▶ **Set task**: Find every line with the word "make". Copy those lines.

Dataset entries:
________________________

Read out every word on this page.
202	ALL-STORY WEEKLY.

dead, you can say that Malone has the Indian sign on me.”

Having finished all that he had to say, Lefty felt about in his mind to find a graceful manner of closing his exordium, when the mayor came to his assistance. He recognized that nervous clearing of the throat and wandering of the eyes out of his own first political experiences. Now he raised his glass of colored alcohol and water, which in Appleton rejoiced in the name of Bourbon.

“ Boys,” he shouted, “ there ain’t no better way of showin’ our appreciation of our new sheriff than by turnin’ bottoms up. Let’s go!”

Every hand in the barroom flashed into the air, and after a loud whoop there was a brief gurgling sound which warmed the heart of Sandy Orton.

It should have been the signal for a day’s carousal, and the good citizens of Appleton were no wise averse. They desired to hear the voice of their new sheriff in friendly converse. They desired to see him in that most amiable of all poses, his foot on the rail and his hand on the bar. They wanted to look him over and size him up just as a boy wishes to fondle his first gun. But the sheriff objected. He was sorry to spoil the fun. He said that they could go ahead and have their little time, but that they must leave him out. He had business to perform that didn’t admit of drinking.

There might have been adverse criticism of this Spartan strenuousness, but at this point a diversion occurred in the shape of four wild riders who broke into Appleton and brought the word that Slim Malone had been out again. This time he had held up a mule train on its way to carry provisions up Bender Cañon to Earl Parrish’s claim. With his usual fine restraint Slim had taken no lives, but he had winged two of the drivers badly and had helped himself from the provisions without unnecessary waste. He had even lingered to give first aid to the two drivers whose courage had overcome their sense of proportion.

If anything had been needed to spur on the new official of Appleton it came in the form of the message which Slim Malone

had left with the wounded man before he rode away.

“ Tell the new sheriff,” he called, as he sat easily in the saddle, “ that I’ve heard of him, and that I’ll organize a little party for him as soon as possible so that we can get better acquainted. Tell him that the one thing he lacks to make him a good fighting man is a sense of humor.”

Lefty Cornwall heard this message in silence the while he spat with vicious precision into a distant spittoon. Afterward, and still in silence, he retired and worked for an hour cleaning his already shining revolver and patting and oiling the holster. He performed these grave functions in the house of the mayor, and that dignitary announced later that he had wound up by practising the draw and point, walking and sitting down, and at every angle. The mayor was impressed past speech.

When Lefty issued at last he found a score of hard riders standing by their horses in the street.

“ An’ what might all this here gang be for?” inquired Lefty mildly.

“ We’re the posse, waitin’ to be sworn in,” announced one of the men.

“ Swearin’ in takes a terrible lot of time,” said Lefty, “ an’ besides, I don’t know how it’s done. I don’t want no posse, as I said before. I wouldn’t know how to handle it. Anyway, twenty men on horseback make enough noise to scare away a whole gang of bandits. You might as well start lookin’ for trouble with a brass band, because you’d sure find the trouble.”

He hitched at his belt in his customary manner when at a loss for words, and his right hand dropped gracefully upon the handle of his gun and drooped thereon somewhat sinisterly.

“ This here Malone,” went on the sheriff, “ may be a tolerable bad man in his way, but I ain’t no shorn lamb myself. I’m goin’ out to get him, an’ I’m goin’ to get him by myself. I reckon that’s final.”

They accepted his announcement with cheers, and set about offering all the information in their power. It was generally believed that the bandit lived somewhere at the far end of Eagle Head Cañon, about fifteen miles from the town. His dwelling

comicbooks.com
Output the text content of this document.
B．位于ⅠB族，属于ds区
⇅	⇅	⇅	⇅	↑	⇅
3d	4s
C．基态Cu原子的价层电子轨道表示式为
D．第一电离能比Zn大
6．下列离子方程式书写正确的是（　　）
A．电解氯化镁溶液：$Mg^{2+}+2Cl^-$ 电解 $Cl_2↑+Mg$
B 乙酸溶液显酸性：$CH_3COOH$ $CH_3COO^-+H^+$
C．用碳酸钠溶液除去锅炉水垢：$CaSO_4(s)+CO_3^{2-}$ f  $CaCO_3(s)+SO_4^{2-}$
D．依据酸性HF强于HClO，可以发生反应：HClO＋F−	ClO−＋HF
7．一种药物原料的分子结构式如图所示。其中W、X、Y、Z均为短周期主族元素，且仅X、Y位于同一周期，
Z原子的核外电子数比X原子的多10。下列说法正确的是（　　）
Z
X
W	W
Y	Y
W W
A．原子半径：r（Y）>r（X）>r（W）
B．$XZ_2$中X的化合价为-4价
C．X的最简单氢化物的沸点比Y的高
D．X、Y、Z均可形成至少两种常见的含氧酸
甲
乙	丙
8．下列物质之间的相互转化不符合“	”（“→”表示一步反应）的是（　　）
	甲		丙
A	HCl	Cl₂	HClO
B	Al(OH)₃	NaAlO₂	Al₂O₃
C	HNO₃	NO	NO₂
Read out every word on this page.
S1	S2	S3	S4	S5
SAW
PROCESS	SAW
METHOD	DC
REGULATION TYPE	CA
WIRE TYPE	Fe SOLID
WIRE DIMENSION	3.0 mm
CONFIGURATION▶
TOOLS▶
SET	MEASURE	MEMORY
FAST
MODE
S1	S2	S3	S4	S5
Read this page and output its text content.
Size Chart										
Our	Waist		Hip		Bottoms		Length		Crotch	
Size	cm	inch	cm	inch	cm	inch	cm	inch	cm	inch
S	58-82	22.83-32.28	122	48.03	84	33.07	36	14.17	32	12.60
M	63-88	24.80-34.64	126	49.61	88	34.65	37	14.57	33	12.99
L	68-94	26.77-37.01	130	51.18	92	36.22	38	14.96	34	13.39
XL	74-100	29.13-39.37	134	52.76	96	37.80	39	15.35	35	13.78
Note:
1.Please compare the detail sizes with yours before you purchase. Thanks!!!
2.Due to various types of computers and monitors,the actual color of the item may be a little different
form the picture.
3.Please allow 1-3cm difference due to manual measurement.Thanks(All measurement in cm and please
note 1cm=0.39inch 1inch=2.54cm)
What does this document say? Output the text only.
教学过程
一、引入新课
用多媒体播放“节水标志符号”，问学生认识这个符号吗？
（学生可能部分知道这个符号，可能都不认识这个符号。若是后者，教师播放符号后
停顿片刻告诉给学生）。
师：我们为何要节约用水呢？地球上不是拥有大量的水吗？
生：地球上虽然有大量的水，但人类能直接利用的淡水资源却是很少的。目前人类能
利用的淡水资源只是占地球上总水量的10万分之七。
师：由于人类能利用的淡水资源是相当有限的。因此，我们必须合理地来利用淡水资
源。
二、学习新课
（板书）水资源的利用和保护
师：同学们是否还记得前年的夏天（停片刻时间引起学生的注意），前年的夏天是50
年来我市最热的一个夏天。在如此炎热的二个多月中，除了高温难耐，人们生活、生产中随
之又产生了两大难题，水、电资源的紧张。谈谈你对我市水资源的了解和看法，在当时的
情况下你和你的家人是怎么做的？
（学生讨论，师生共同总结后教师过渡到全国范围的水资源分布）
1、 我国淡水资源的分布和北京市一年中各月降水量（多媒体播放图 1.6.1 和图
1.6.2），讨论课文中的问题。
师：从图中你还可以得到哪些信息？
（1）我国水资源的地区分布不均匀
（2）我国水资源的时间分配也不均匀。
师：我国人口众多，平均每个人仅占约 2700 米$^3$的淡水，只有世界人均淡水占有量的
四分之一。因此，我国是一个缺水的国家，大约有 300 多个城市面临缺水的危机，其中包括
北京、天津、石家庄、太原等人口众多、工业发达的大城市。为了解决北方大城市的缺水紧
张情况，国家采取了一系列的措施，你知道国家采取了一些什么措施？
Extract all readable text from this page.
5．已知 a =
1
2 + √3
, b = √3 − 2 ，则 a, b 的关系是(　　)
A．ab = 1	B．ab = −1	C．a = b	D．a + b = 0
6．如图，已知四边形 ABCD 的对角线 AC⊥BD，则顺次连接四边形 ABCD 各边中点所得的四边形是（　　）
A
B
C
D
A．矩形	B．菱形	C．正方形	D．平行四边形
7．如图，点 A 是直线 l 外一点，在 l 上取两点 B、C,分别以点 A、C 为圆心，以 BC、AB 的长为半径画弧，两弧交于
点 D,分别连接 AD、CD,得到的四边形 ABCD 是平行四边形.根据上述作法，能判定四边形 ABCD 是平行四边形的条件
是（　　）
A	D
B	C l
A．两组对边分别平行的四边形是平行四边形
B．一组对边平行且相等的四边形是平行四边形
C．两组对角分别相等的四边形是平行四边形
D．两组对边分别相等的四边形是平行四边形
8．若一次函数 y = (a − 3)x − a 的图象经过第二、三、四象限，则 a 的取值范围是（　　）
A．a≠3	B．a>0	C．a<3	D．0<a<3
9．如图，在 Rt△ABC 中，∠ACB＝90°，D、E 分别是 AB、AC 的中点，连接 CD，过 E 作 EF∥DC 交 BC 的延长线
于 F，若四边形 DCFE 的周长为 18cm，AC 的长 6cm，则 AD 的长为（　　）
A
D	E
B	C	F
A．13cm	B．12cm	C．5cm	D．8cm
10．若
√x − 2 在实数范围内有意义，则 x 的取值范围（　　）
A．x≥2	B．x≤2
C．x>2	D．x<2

________________________

▶ **Correct answer**:
“ Tell the new sheriff,” he called, as he sat easily in the saddle, “ that I’ve heard of him, and that I’ll organize a little party for him as soon as possible so that we can get better acquainted. Tell him that the one thing he lacks to make him a good fighting man is a sense of humor.”
“ Swearin’ in takes a terrible lot of time,” said Lefty, “ an’ besides, I don’t know how it’s done. I don’t want no posse, as I said before. I wouldn’t know how to handle it. Anyway, twenty men on horseback make enough noise to scare away a whole gang of bandits. You might as well start lookin’ for trouble with a brass band, because you’d sure find the trouble.”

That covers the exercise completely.